▸ Text extract
Is it nonetheless the biggest point neuron simulation ever run?
No. These people simulated 1 billion points interacting. They used a
formulation to model the summing up and threshold spiking of the “points”
called the Izhikevik Formulation (an extremely simple equation). Eugene
Izhikevik himself already in 2005 ran a simulation with 100 billion such
points interacting just for the fun of it: (over 60 times larger than
Modha’s simulation). This simulation ran on a cluster of desktop PCs and
which every graduate student can run This is no technical achievement and
certainly not even a record number of point neurons. That model exhibited
oscillations, but that always happens so even simulating 100 Billion such
points interacting is light years away from a brain.
see: http://www.izhikevich.org/human_brain_simulation/Blue_Brain.htm#Simulation%20of%20Large-Scale%20Brain%20Models
Is the simulator they built a big step?
Not even close. There are numerous proprietary and peer-reviewed
neurosimulators (e.g., NCS, pNEURON, SPLIT, NEST) out there that can handle
very large parallel models that are essentially only bound by the available
memory. The bigger the machine you have available, the more neurons you can
simulate. All these simulators apply optimizations for the particular
platform in order to make optimal use of the available hardware. Without any
comparison to existing simulators, their publication is a non-peer reviewed
claim.

▸ Data rows
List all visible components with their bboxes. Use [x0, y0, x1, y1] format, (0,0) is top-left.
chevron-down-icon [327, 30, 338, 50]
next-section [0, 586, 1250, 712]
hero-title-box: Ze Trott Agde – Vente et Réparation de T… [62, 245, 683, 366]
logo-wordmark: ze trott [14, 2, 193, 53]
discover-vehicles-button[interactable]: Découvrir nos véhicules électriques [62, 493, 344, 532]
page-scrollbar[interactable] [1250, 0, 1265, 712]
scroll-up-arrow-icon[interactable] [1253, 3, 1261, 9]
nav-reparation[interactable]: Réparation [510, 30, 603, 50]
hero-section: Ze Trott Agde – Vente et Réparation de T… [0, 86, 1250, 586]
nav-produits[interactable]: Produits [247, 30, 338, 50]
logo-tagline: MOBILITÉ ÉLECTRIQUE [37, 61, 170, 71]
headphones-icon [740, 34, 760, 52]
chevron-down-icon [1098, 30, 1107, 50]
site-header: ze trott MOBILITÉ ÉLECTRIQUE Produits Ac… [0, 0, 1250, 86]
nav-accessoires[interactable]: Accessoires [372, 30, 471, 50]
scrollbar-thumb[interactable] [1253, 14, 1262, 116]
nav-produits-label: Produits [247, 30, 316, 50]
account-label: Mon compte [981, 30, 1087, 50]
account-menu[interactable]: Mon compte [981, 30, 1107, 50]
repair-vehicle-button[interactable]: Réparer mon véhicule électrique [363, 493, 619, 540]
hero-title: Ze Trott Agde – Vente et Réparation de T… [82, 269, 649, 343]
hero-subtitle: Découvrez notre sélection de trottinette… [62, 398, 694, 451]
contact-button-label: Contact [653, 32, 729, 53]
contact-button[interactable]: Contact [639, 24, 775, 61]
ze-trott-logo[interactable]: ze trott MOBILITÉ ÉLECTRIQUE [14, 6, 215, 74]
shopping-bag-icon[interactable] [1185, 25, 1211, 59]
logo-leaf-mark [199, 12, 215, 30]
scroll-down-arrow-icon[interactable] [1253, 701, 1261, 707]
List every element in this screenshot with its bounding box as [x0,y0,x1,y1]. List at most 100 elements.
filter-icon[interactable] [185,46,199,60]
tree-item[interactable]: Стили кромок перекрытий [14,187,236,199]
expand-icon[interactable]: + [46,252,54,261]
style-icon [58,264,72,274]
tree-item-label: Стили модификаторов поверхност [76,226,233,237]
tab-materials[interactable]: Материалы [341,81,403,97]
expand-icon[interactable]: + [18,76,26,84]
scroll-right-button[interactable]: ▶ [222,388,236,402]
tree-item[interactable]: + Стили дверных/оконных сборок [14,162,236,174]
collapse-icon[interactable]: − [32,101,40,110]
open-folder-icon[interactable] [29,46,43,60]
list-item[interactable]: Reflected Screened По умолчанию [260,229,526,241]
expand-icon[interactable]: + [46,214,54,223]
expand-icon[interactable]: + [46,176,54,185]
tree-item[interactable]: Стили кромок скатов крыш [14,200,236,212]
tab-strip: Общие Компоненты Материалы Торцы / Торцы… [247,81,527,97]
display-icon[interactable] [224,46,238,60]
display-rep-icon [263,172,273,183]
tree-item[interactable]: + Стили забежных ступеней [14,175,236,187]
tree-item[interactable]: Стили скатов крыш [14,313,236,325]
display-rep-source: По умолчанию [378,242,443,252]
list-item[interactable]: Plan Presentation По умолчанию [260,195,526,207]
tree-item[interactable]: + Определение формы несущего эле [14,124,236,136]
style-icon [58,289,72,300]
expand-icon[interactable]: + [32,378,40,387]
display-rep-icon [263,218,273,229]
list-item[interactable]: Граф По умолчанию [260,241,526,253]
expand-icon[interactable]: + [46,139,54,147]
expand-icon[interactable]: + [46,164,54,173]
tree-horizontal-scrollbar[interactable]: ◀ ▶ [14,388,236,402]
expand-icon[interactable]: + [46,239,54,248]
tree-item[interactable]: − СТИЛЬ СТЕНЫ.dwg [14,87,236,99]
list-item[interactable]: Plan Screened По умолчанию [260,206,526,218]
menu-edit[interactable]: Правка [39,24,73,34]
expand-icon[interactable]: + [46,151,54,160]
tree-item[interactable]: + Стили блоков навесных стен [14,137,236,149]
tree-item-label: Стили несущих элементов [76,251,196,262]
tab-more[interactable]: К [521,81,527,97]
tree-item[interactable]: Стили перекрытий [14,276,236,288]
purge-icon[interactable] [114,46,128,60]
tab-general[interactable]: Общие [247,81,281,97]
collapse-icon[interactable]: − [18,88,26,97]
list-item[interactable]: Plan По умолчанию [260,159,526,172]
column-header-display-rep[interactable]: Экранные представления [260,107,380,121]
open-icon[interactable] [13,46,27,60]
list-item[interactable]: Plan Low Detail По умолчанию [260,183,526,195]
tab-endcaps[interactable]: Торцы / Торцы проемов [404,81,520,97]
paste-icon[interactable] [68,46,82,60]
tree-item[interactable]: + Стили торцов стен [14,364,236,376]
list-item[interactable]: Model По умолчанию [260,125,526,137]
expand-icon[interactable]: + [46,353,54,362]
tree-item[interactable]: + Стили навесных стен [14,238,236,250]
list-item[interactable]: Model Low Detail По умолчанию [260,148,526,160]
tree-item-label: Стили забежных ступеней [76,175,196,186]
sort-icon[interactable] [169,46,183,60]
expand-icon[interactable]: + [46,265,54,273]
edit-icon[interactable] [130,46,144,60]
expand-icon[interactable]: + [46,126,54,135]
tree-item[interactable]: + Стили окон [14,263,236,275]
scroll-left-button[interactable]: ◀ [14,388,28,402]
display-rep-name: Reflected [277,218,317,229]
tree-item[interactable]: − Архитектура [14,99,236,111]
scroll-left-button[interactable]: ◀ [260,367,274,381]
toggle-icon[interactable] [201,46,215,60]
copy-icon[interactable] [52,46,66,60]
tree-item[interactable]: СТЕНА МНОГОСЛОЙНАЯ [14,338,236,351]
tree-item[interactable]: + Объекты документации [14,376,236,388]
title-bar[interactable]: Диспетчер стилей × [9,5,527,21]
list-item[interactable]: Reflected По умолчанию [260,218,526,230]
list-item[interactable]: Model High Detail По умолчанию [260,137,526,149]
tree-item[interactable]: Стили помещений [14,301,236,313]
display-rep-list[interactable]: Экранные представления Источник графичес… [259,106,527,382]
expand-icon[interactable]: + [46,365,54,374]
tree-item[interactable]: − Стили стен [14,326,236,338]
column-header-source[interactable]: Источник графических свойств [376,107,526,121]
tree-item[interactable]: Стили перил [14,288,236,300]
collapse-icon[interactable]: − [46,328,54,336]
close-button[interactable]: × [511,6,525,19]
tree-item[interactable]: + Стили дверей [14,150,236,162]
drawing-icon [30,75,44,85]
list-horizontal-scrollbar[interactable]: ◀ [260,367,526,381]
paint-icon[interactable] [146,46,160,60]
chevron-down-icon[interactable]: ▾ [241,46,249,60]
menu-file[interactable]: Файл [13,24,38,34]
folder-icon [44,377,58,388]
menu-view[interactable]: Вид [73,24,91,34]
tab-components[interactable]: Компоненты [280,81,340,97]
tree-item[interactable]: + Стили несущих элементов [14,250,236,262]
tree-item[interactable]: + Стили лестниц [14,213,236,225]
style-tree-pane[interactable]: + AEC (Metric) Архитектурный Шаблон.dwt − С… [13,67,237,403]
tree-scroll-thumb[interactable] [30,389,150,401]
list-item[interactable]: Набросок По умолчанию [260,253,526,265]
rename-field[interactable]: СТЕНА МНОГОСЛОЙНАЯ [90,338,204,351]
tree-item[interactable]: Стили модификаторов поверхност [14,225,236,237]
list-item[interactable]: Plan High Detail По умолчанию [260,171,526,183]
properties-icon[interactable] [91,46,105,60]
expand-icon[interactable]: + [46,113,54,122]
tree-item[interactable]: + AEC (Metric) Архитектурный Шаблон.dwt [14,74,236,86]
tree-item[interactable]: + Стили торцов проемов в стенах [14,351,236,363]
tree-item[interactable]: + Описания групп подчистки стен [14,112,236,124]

▸ What to work on
a - According to the text on large-scale brain simulation, how many points did Eugene Izhikevich simulate in 2005?
b - Please write the next part of the text on large-scale brain simulation, picking up after its final sentence.

▸ Responses to the exercise
a - 100 billion

b -
Did they learn anything about the brain?
They got very excited because they saw oscillations. Oscillations are an
obligatory artifact that one always gets when many points interact. These
findings that they claim on the neuroscience side may excite engineers, but
not neuroscientists.
Why did they get the Gordon Bell Prize?
They submitted a non-peer reviewed paper to the Gordon Bell Committee and
were awarded the prize almost instantly after they made their press release.
They seem to have been very successful in influencing the committee with
their claim, which technically is not peer-reviewed by the respective
community and is neuroscientifically outrageous.
But is there any innovation here?
The only innovation here is that IBM has built a large supercomputer – which
is irrelevant to the press release.
Why did IBM let Mohda make such a deceptive claim to the public?
I don’t know. Perhaps this is a publicity stunt to promote their
supercompter. The supercomputer industry is suffering from the financial
crisis and they probably are desperate to boost their sales. It is so
disappointing to see this truly great company allow the deception of the
public on such a grand scale.
But have you not said you can simulate the Human brain in 10 years?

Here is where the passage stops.